• What is asked: Check every line of the entries that follow, and copy the ones containing "name".

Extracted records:
═══

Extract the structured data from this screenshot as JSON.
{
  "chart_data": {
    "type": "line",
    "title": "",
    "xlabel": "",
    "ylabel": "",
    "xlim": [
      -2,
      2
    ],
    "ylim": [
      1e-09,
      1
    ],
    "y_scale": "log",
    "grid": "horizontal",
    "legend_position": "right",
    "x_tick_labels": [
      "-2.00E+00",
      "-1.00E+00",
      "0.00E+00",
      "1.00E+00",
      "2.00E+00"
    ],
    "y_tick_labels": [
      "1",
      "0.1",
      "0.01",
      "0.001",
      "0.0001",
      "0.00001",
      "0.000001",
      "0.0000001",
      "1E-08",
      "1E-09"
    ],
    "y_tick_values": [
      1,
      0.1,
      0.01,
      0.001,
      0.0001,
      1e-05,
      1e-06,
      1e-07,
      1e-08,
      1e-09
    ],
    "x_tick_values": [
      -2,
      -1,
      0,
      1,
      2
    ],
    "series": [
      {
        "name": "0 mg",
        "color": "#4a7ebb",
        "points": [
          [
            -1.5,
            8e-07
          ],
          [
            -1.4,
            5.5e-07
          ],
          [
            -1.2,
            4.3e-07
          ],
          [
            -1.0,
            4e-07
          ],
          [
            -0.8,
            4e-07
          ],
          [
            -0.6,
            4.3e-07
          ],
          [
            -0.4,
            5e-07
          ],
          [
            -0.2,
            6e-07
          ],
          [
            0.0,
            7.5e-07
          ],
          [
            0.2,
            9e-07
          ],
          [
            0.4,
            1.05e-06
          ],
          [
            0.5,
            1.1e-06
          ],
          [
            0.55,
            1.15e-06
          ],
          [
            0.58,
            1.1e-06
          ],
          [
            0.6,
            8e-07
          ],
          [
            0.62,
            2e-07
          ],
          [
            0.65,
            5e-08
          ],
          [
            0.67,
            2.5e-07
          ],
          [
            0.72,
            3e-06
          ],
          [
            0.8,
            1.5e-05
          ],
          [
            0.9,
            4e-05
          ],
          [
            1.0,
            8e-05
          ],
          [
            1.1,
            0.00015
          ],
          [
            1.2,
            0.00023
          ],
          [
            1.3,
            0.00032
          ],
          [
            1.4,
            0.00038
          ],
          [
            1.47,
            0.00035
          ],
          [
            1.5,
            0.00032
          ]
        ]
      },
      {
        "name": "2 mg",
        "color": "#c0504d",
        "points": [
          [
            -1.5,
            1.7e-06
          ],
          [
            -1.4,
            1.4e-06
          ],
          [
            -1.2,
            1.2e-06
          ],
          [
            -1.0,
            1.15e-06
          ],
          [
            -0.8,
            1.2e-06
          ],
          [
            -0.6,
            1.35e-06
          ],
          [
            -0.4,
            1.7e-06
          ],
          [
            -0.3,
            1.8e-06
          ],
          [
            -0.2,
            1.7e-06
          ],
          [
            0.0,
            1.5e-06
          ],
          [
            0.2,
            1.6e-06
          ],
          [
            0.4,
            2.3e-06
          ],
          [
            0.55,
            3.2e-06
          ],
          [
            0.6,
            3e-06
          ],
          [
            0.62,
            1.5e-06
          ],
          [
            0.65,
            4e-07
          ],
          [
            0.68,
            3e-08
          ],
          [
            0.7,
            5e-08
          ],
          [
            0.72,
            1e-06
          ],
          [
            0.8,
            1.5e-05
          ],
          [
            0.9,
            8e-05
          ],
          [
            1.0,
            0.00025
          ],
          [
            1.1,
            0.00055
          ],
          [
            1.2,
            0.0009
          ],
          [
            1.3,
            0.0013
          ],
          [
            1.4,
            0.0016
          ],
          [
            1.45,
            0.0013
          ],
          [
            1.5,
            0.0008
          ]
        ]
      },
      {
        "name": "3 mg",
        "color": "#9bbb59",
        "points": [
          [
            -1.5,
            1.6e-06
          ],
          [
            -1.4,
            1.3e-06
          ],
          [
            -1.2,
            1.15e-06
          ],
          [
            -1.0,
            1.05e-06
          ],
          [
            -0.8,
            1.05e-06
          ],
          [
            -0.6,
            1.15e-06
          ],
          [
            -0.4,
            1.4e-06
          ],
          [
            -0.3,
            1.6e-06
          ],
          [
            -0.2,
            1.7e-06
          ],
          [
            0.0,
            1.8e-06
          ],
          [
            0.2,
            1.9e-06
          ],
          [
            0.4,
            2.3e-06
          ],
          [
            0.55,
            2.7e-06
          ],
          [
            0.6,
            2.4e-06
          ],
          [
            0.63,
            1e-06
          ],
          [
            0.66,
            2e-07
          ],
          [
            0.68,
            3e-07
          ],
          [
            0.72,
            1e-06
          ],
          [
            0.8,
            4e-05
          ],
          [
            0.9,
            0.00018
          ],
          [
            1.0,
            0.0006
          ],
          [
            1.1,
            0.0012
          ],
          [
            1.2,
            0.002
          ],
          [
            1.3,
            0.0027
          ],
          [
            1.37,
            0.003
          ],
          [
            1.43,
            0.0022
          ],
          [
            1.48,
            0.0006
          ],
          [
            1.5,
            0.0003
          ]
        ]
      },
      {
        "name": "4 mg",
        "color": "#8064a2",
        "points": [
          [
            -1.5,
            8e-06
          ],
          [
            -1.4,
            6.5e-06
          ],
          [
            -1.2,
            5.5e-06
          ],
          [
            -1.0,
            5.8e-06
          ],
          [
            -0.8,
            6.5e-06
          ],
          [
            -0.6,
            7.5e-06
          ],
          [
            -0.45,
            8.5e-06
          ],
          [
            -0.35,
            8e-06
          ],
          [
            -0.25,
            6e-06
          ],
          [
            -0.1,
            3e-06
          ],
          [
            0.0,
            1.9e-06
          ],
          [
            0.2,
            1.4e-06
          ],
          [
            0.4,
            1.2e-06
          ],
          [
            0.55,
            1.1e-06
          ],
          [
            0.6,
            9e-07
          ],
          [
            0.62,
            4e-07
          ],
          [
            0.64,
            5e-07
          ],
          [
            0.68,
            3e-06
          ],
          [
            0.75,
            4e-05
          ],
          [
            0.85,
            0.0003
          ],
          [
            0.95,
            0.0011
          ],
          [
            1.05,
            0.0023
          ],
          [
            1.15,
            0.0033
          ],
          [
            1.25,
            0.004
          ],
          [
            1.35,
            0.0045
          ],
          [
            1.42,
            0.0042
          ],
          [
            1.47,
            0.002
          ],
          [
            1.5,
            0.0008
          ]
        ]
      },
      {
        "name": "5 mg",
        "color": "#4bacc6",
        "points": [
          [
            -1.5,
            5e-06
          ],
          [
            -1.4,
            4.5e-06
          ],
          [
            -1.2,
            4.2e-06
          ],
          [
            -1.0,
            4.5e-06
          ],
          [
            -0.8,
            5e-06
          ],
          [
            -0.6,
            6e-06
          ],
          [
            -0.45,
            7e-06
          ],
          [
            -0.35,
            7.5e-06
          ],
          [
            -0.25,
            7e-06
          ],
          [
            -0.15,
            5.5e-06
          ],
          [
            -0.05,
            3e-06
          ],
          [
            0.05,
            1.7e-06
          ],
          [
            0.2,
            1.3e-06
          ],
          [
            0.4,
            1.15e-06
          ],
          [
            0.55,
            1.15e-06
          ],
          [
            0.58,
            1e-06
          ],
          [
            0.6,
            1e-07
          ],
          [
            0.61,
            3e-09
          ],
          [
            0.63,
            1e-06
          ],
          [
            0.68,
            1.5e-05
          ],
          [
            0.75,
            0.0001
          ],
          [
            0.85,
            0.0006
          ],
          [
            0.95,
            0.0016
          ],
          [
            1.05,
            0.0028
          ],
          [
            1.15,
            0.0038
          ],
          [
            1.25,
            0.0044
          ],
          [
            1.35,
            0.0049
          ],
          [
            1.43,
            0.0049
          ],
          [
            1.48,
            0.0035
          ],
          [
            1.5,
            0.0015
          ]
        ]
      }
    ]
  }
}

═══

• Written solution:
        "name": "0 mg",
        "name": "2 mg",
        "name": "3 mg",
        "name": "4 mg",
        "name": "5 mg",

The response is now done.